Check each line of the listing below for the word "equatorial" and say how many lines have it. Nothing else should be written.

--------

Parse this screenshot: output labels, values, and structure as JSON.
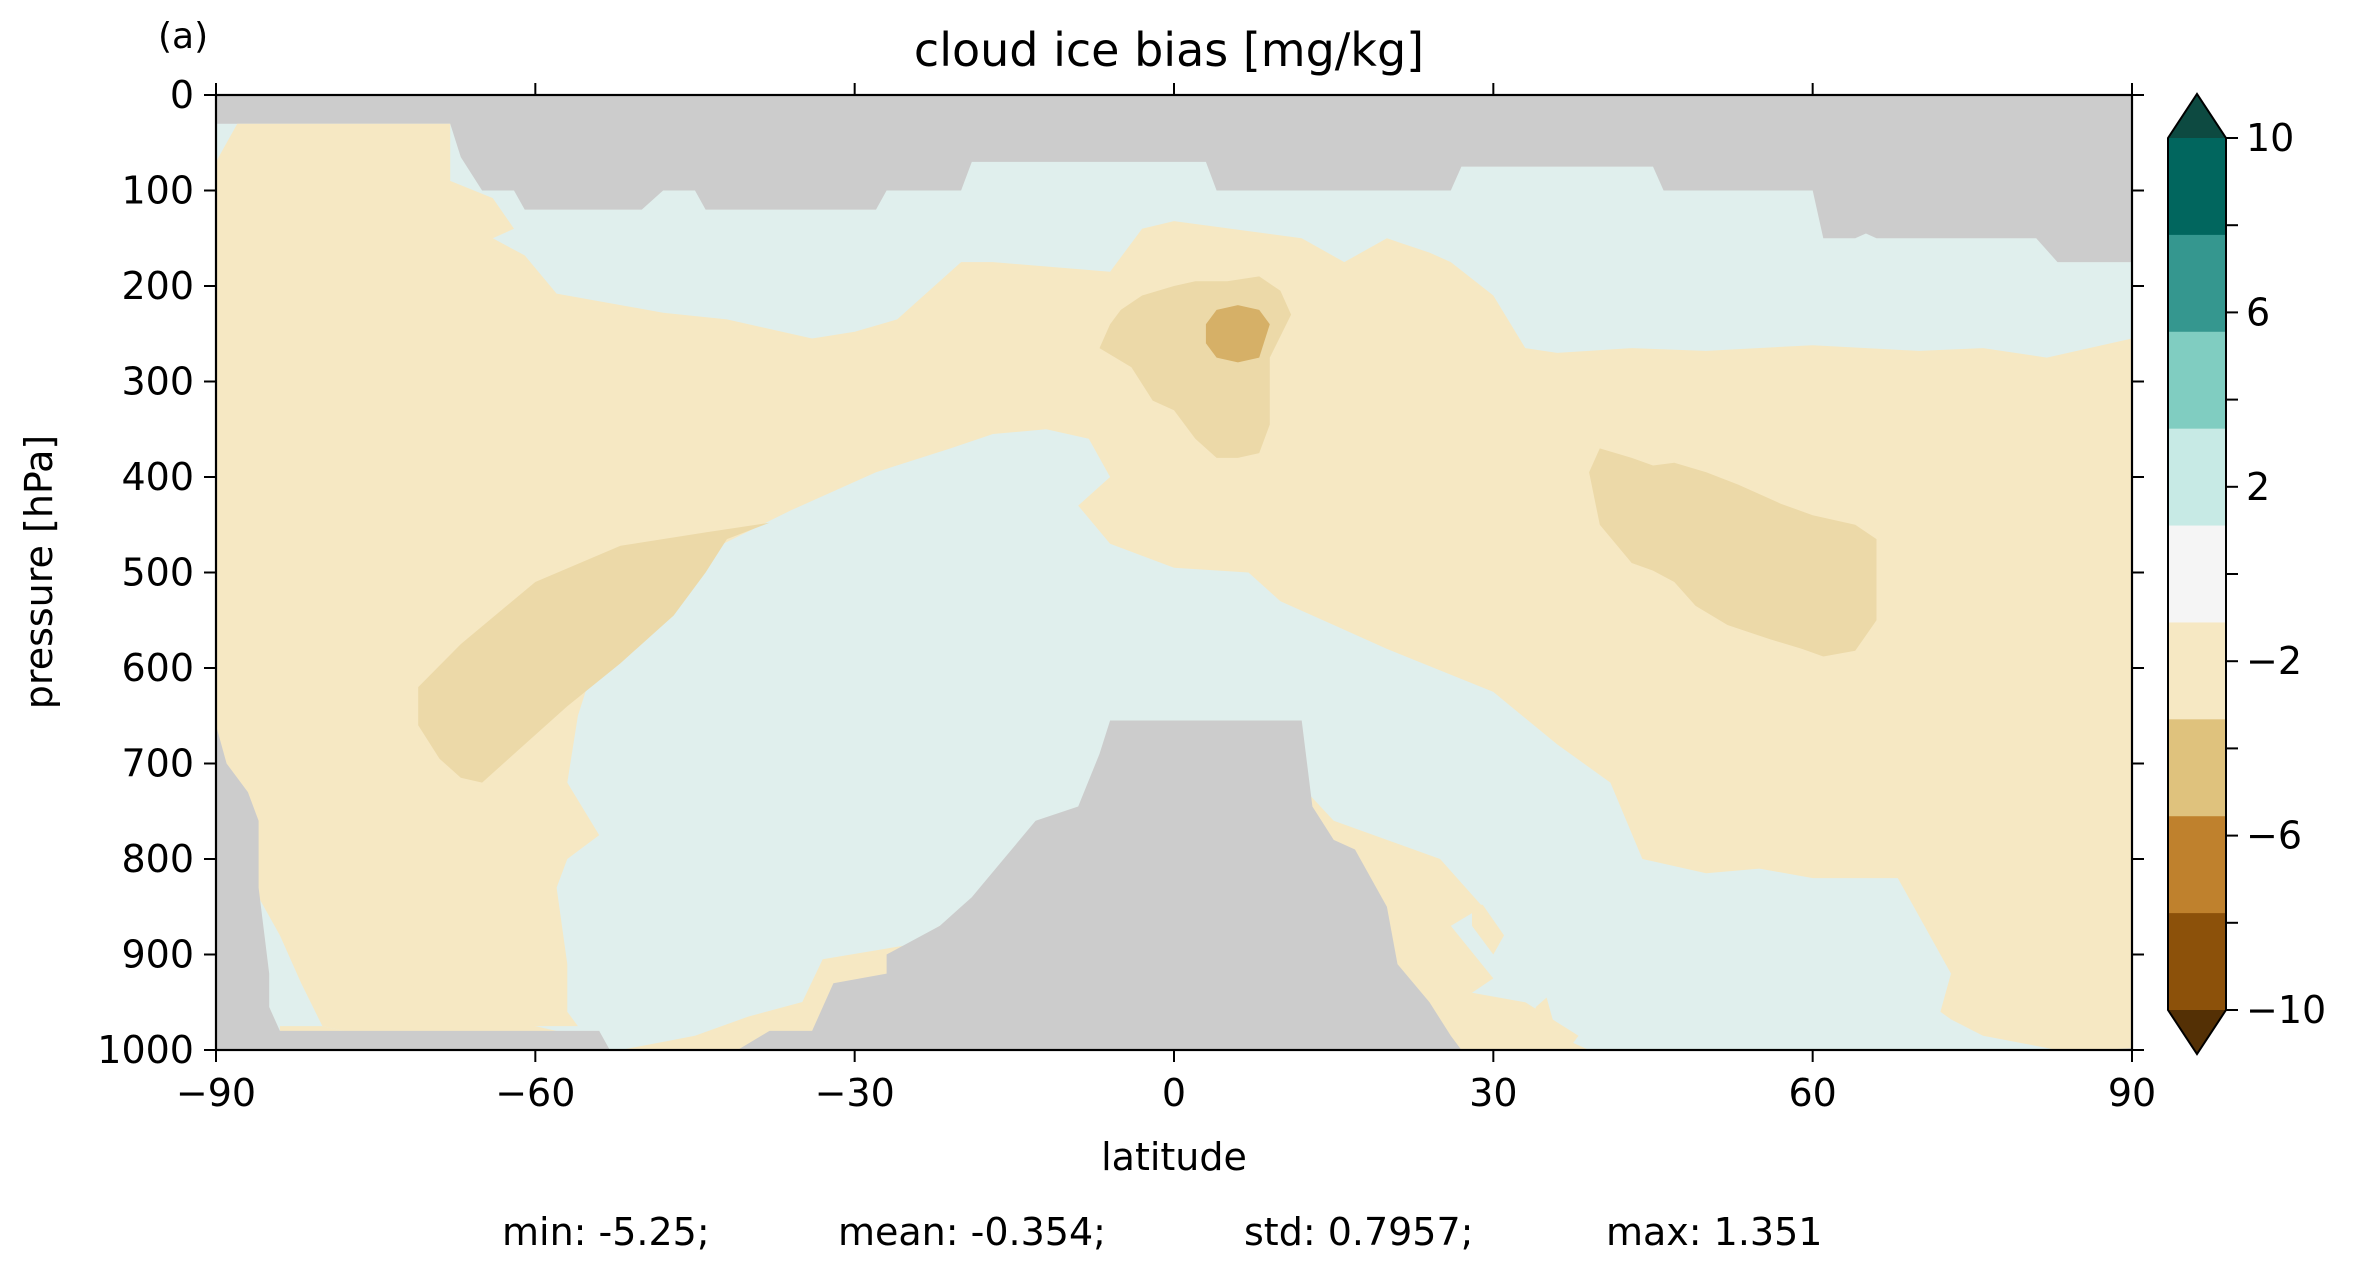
{
  "panel_label": "(a)",
  "chart_data": {
    "type": "contourf",
    "title": "cloud ice bias [mg/kg]",
    "xlabel": "latitude",
    "ylabel": "pressure [hPa]",
    "xlim": [
      -90,
      90
    ],
    "ylim": [
      1000,
      0
    ],
    "x_ticks": [
      "−90",
      "−60",
      "−30",
      "0",
      "30",
      "60",
      "90"
    ],
    "y_ticks": [
      "0",
      "100",
      "200",
      "300",
      "400",
      "500",
      "600",
      "700",
      "800",
      "900",
      "1000"
    ],
    "colorbar": {
      "levels": [
        -10,
        -8,
        -6,
        -4,
        -2,
        0,
        2,
        4,
        6,
        8,
        10
      ],
      "tick_labels": [
        "10",
        "6",
        "2",
        "−2",
        "−6",
        "−10"
      ],
      "colors_top_to_bottom": [
        "#0d4a41",
        "#01665e",
        "#35978f",
        "#80cdc1",
        "#c7eae5",
        "#f5f5f5",
        "#f6e8c3",
        "#dfc27d",
        "#bf812d",
        "#8c510a",
        "#543005"
      ],
      "extend": "both"
    },
    "missing_color": "#cccccc",
    "regions": [
      {
        "name": "missing-top",
        "color": "#cccccc",
        "points": [
          [
            -90,
            0
          ],
          [
            90,
            0
          ],
          [
            90,
            175
          ],
          [
            83,
            175
          ],
          [
            81,
            150
          ],
          [
            66,
            150
          ],
          [
            65,
            145
          ],
          [
            64,
            150
          ],
          [
            61,
            150
          ],
          [
            60,
            100
          ],
          [
            54,
            100
          ],
          [
            53,
            100
          ],
          [
            46,
            100
          ],
          [
            45,
            75
          ],
          [
            27,
            75
          ],
          [
            26,
            100
          ],
          [
            4,
            100
          ],
          [
            3,
            70
          ],
          [
            -19,
            70
          ],
          [
            -20,
            100
          ],
          [
            -27,
            100
          ],
          [
            -28,
            120
          ],
          [
            -44,
            120
          ],
          [
            -45,
            100
          ],
          [
            -48,
            100
          ],
          [
            -50,
            120
          ],
          [
            -61,
            120
          ],
          [
            -62,
            100
          ],
          [
            -65,
            100
          ],
          [
            -67,
            65
          ],
          [
            -68,
            30
          ],
          [
            -78,
            30
          ],
          [
            -89,
            30
          ],
          [
            -90,
            30
          ]
        ]
      },
      {
        "name": "negative-main",
        "color": "#f6e8c3",
        "points": [
          [
            -90,
            70
          ],
          [
            -88,
            30
          ],
          [
            -68,
            30
          ],
          [
            -68,
            90
          ],
          [
            -64,
            108
          ],
          [
            -62,
            140
          ],
          [
            -64,
            150
          ],
          [
            -61,
            168
          ],
          [
            -58,
            208
          ],
          [
            -48,
            228
          ],
          [
            -42,
            235
          ],
          [
            -34,
            255
          ],
          [
            -30,
            248
          ],
          [
            -26,
            235
          ],
          [
            -24,
            215
          ],
          [
            -20,
            175
          ],
          [
            -17,
            175
          ],
          [
            -6,
            185
          ],
          [
            -3,
            140
          ],
          [
            0,
            132
          ],
          [
            12,
            150
          ],
          [
            16,
            175
          ],
          [
            20,
            150
          ],
          [
            24,
            165
          ],
          [
            26,
            175
          ],
          [
            30,
            210
          ],
          [
            33,
            265
          ],
          [
            36,
            270
          ],
          [
            43,
            265
          ],
          [
            50,
            268
          ],
          [
            60,
            262
          ],
          [
            70,
            268
          ],
          [
            76,
            265
          ],
          [
            82,
            275
          ],
          [
            90,
            255
          ],
          [
            90,
            1000
          ],
          [
            83,
            1000
          ],
          [
            76,
            985
          ],
          [
            73,
            968
          ],
          [
            72,
            960
          ],
          [
            73,
            920
          ],
          [
            70,
            860
          ],
          [
            68,
            820
          ],
          [
            60,
            820
          ],
          [
            55,
            810
          ],
          [
            50,
            815
          ],
          [
            44,
            800
          ],
          [
            41,
            720
          ],
          [
            36,
            680
          ],
          [
            30,
            625
          ],
          [
            20,
            580
          ],
          [
            15,
            555
          ],
          [
            10,
            530
          ],
          [
            7,
            500
          ],
          [
            0,
            495
          ],
          [
            -6,
            470
          ],
          [
            -9,
            430
          ],
          [
            -6,
            400
          ],
          [
            -8,
            360
          ],
          [
            -12,
            350
          ],
          [
            -17,
            355
          ],
          [
            -21,
            370
          ],
          [
            -28,
            395
          ],
          [
            -36,
            435
          ],
          [
            -46,
            490
          ],
          [
            -54,
            580
          ],
          [
            -56,
            650
          ],
          [
            -57,
            720
          ],
          [
            -54,
            775
          ],
          [
            -57,
            800
          ],
          [
            -58,
            830
          ],
          [
            -57,
            910
          ],
          [
            -57,
            960
          ],
          [
            -56,
            975
          ],
          [
            -63,
            975
          ],
          [
            -72,
            980
          ],
          [
            -76,
            985
          ],
          [
            -80,
            975
          ],
          [
            -82,
            930
          ],
          [
            -84,
            880
          ],
          [
            -86,
            840
          ],
          [
            -88,
            720
          ],
          [
            -90,
            700
          ]
        ]
      },
      {
        "name": "negative-bottom-edge",
        "color": "#f6e8c3",
        "points": [
          [
            -84,
            975
          ],
          [
            -80,
            975
          ],
          [
            -76,
            985
          ],
          [
            -72,
            1000
          ],
          [
            -84,
            1000
          ]
        ]
      },
      {
        "name": "negative-lower-mid",
        "color": "#f6e8c3",
        "points": [
          [
            -52,
            1000
          ],
          [
            -45,
            985
          ],
          [
            -40,
            965
          ],
          [
            -35,
            950
          ],
          [
            -30,
            940
          ],
          [
            -25,
            900
          ],
          [
            -22,
            905
          ],
          [
            -21,
            870
          ],
          [
            -19,
            850
          ],
          [
            -15,
            900
          ],
          [
            -10,
            870
          ],
          [
            -8,
            850
          ],
          [
            -1,
            840
          ],
          [
            0,
            700
          ],
          [
            10,
            700
          ],
          [
            15,
            760
          ],
          [
            20,
            780
          ],
          [
            25,
            800
          ],
          [
            29,
            850
          ],
          [
            26,
            870
          ],
          [
            30,
            925
          ],
          [
            28,
            940
          ],
          [
            33,
            950
          ],
          [
            38,
            985
          ],
          [
            37,
            1000
          ],
          [
            -40,
            1000
          ]
        ]
      },
      {
        "name": "negative-lower-right",
        "color": "#f6e8c3",
        "points": [
          [
            33,
            1000
          ],
          [
            34,
            955
          ],
          [
            35,
            945
          ],
          [
            36,
            985
          ],
          [
            39,
            1000
          ]
        ]
      },
      {
        "name": "negative-small-blob",
        "color": "#f6e8c3",
        "points": [
          [
            28,
            848
          ],
          [
            29,
            848
          ],
          [
            31,
            880
          ],
          [
            30,
            900
          ],
          [
            28,
            870
          ]
        ]
      },
      {
        "name": "negative-bottom-left-2",
        "color": "#f6e8c3",
        "points": [
          [
            -75,
            865
          ],
          [
            -71,
            880
          ],
          [
            -72,
            930
          ],
          [
            -69,
            950
          ],
          [
            -60,
            975
          ],
          [
            -56,
            985
          ],
          [
            -62,
            1000
          ],
          [
            -75,
            1000
          ],
          [
            -76,
            960
          ],
          [
            -77,
            900
          ]
        ]
      },
      {
        "name": "negative-equatorial-lower",
        "color": "#f6e8c3",
        "points": [
          [
            -33,
            905
          ],
          [
            -25,
            890
          ],
          [
            -22,
            870
          ],
          [
            -18,
            860
          ],
          [
            -20,
            910
          ],
          [
            -26,
            960
          ],
          [
            -32,
            1000
          ],
          [
            -35,
            1000
          ],
          [
            -36,
            975
          ]
        ]
      },
      {
        "name": "neg2-southern",
        "color": "#ecd9a8",
        "points": [
          [
            -71,
            620
          ],
          [
            -67,
            575
          ],
          [
            -60,
            510
          ],
          [
            -52,
            472
          ],
          [
            -44,
            458
          ],
          [
            -38,
            448
          ],
          [
            -42,
            465
          ],
          [
            -44,
            500
          ],
          [
            -47,
            545
          ],
          [
            -52,
            595
          ],
          [
            -57,
            640
          ],
          [
            -61,
            680
          ],
          [
            -65,
            720
          ],
          [
            -67,
            715
          ],
          [
            -69,
            695
          ],
          [
            -71,
            660
          ]
        ]
      },
      {
        "name": "neg2-equatorial",
        "color": "#ecd9a8",
        "points": [
          [
            -5,
            225
          ],
          [
            -3,
            210
          ],
          [
            0,
            200
          ],
          [
            2,
            195
          ],
          [
            5,
            195
          ],
          [
            8,
            190
          ],
          [
            10,
            205
          ],
          [
            11,
            230
          ],
          [
            9,
            275
          ],
          [
            9,
            345
          ],
          [
            8,
            375
          ],
          [
            6,
            380
          ],
          [
            4,
            380
          ],
          [
            2,
            360
          ],
          [
            0,
            330
          ],
          [
            -2,
            320
          ],
          [
            -4,
            285
          ],
          [
            -7,
            265
          ],
          [
            -6,
            240
          ]
        ]
      },
      {
        "name": "neg2-northern",
        "color": "#ecd9a8",
        "points": [
          [
            39,
            395
          ],
          [
            40,
            370
          ],
          [
            43,
            380
          ],
          [
            45,
            388
          ],
          [
            47,
            385
          ],
          [
            50,
            395
          ],
          [
            53,
            408
          ],
          [
            57,
            428
          ],
          [
            60,
            440
          ],
          [
            64,
            450
          ],
          [
            66,
            465
          ],
          [
            66,
            550
          ],
          [
            64,
            582
          ],
          [
            61,
            588
          ],
          [
            59,
            580
          ],
          [
            56,
            570
          ],
          [
            52,
            555
          ],
          [
            49,
            535
          ],
          [
            47,
            510
          ],
          [
            45,
            498
          ],
          [
            43,
            490
          ],
          [
            40,
            450
          ]
        ]
      },
      {
        "name": "neg4-equatorial",
        "color": "#d6b067",
        "points": [
          [
            3,
            240
          ],
          [
            4,
            225
          ],
          [
            6,
            220
          ],
          [
            8,
            225
          ],
          [
            9,
            240
          ],
          [
            8,
            275
          ],
          [
            6,
            280
          ],
          [
            4,
            275
          ],
          [
            3,
            260
          ]
        ]
      },
      {
        "name": "neg-stray-blob",
        "color": "#f6e8c3",
        "points": [
          [
            -34,
            405
          ],
          [
            -33,
            400
          ],
          [
            -32,
            405
          ],
          [
            -33,
            410
          ]
        ]
      },
      {
        "name": "missing-bottom-left",
        "color": "#cccccc",
        "points": [
          [
            -90,
            660
          ],
          [
            -89,
            700
          ],
          [
            -87,
            730
          ],
          [
            -86,
            760
          ],
          [
            -86,
            790
          ],
          [
            -86,
            830
          ],
          [
            -85,
            920
          ],
          [
            -85,
            935
          ],
          [
            -85,
            955
          ],
          [
            -84,
            980
          ],
          [
            -54,
            980
          ],
          [
            -53,
            1000
          ],
          [
            -90,
            1000
          ]
        ]
      },
      {
        "name": "missing-bottom-center",
        "color": "#cccccc",
        "points": [
          [
            -41,
            1000
          ],
          [
            -38,
            980
          ],
          [
            -34,
            980
          ],
          [
            -32,
            930
          ],
          [
            -27,
            920
          ],
          [
            -27,
            900
          ],
          [
            -22,
            870
          ],
          [
            -20,
            850
          ],
          [
            -19,
            840
          ],
          [
            -16,
            800
          ],
          [
            -13,
            760
          ],
          [
            -9,
            745
          ],
          [
            -7,
            690
          ],
          [
            -6,
            655
          ],
          [
            12,
            655
          ],
          [
            13,
            745
          ],
          [
            15,
            780
          ],
          [
            17,
            790
          ],
          [
            20,
            850
          ],
          [
            21,
            910
          ],
          [
            24,
            950
          ],
          [
            26,
            985
          ],
          [
            27,
            1000
          ]
        ]
      },
      {
        "name": "missing-bottom-right-strip",
        "color": "#cccccc",
        "points": [
          [
            87,
            1000
          ],
          [
            90,
            1000
          ],
          [
            90,
            998
          ]
        ]
      }
    ]
  },
  "stats": {
    "min": "min: -5.25;",
    "mean": "mean: -0.354;",
    "std": "std: 0.7957;",
    "max": "max: 1.351"
  }
}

--------

* [Solved problem]: 3